● TASK TO CARRY OUT: Drop the pictures from the entries below, then reproduce the rest exactly.

● SOURCE MATERIAL:
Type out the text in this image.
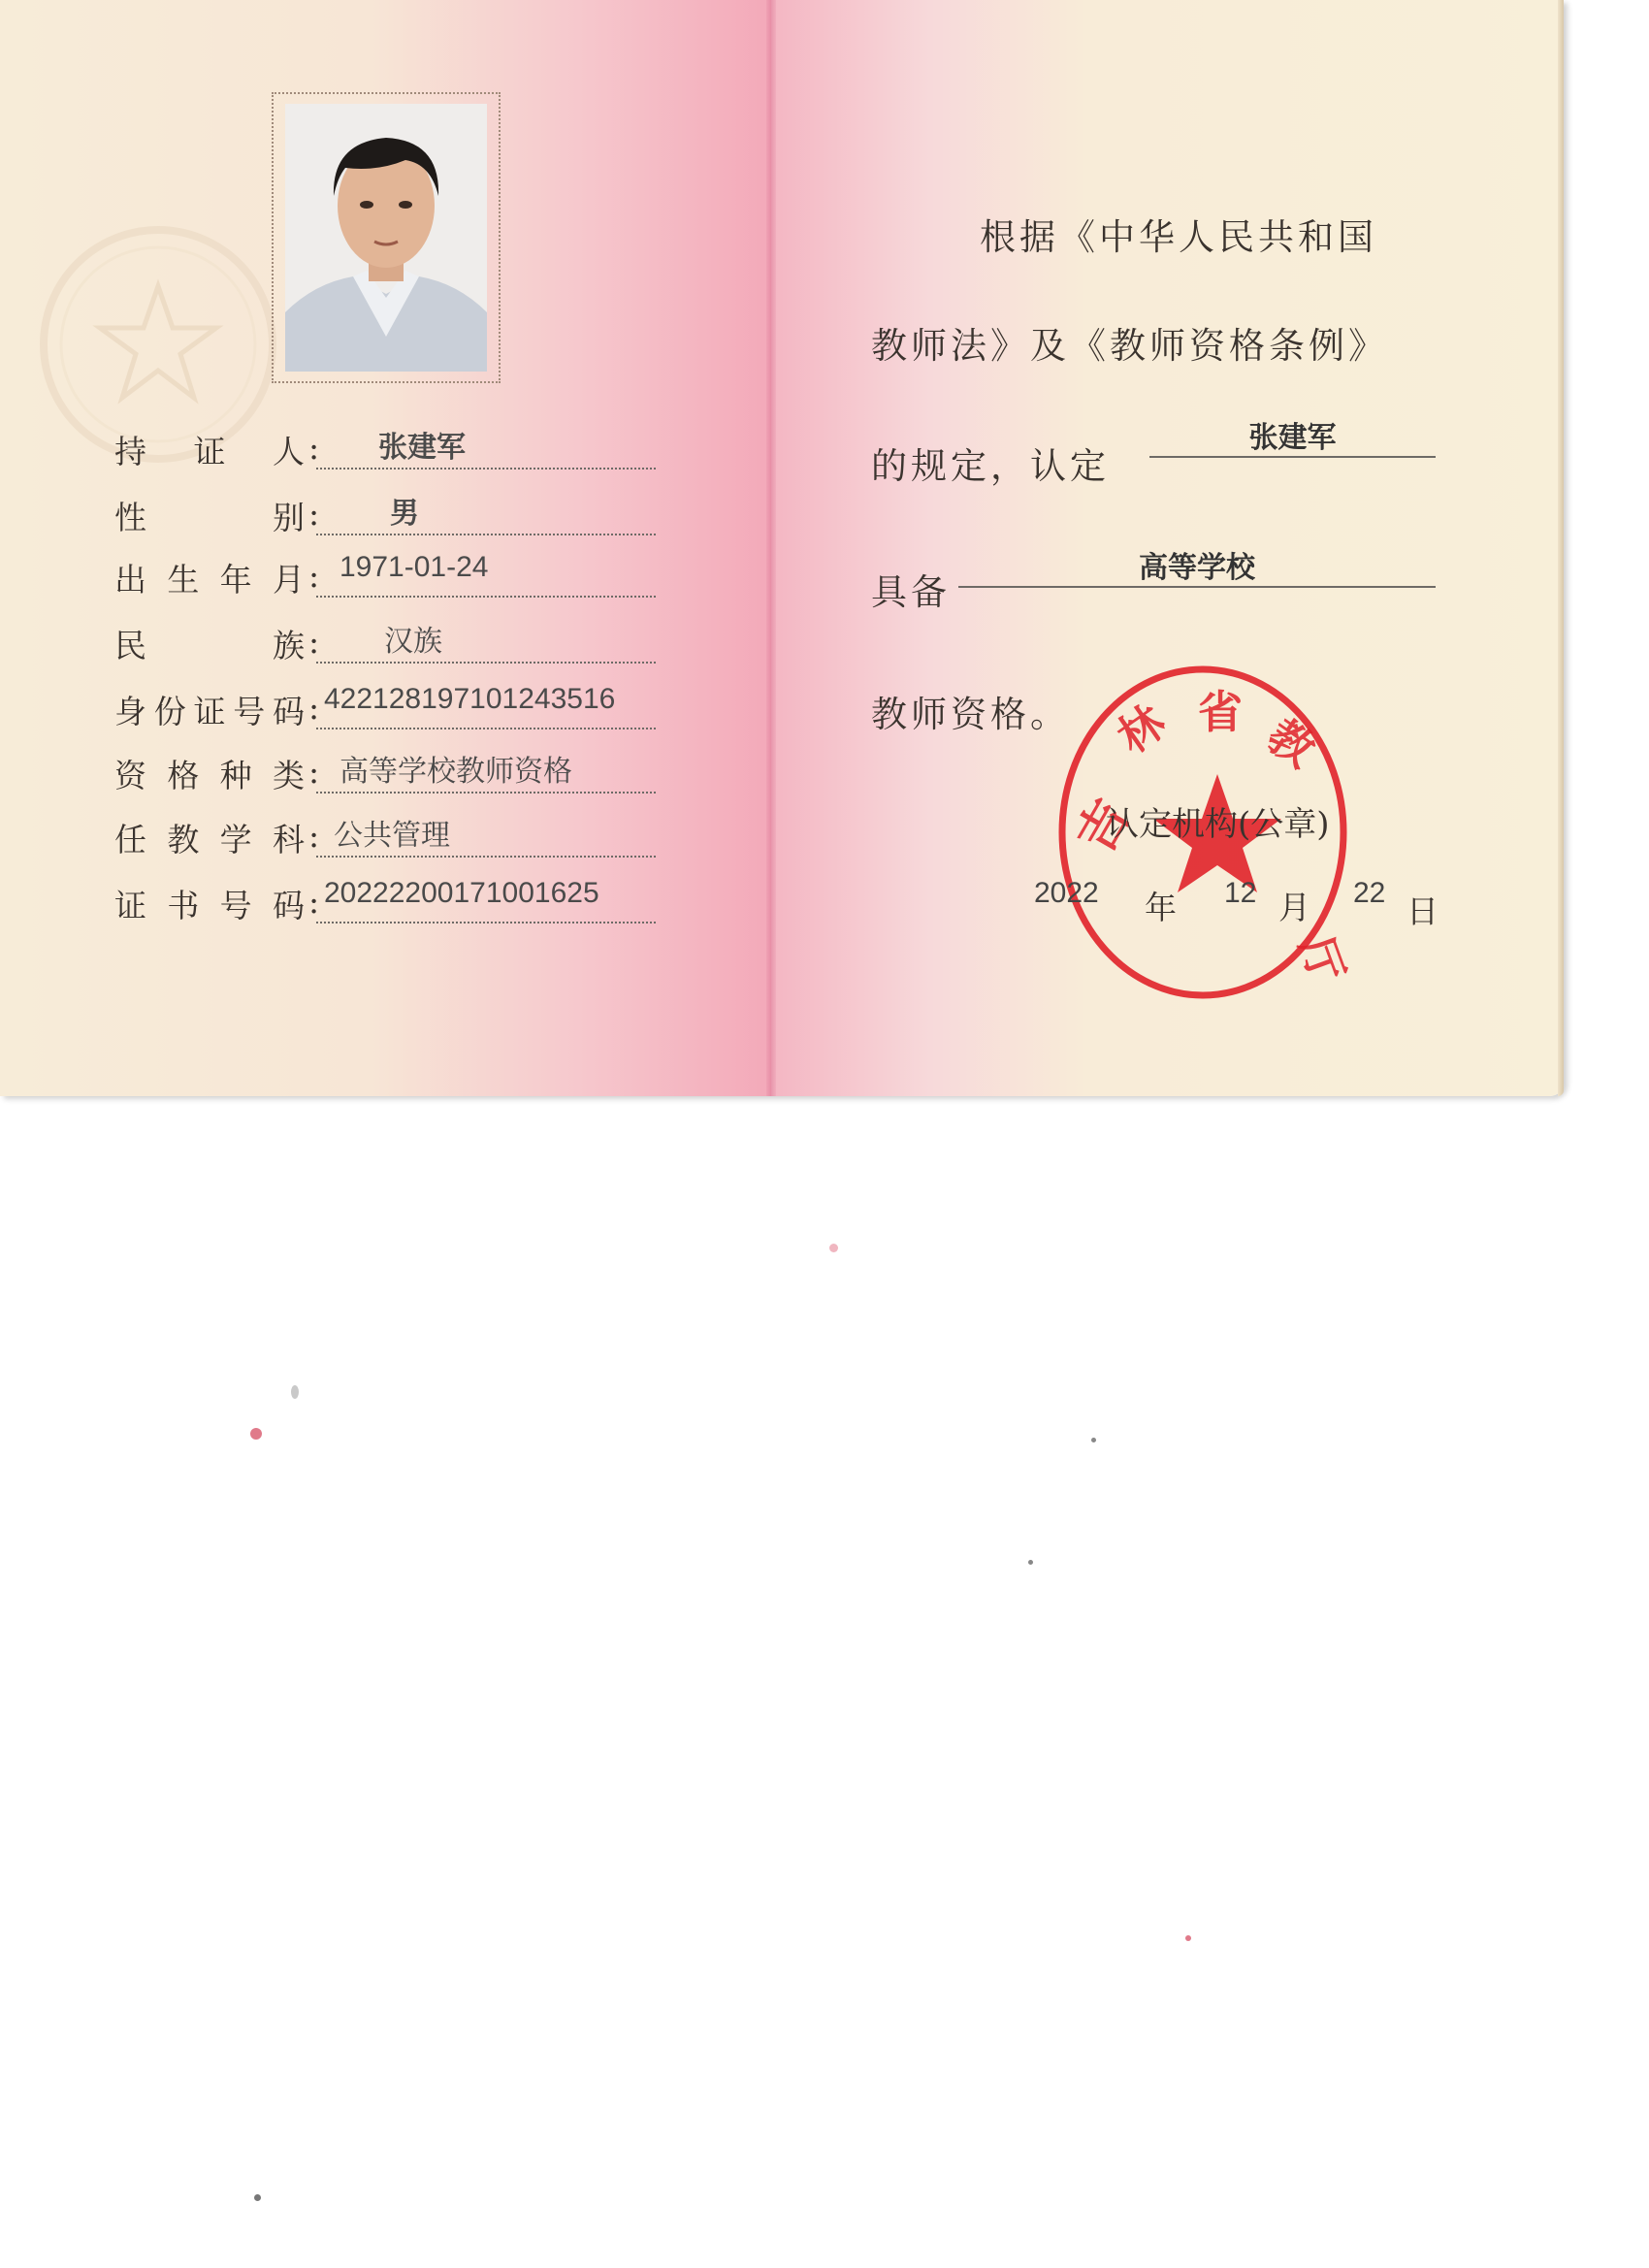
持 证 人 :	张建军
性	别 :	男
出 生 年 月 : 1971-01-24
民	族 :	汉族
身 份 证 号 码 : 422128197101243516
资 格 种 类 : 高等学校教师资格
任 教 学 科 : 公共管理
证 书 号 码 : 20222200171001625
根据《中华人民共和国
教师法》及《教师资格条例》
的规定，认定
张建军
具备
高等学校
教师资格。
吉
林 省 教
厅
认定机构(公章)
2022 年 12 月 22 日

● SOLVED PROBLEM:
Type out the text in this image.
持 证 人 :	张建军
性	别 :	男
出 生 年 月 : 1971-01-24
民	族 :	汉族
身 份 证 号 码 : 422128197101243516
资 格 种 类 : 高等学校教师资格
任 教 学 科 : 公共管理
证 书 号 码 : 20222200171001625
根据《中华人民共和国
教师法》及《教师资格条例》
的规定，认定
张建军
具备
高等学校
教师资格。
吉
林 省 教
厅
认定机构(公章)
2022 年 12 月 22 日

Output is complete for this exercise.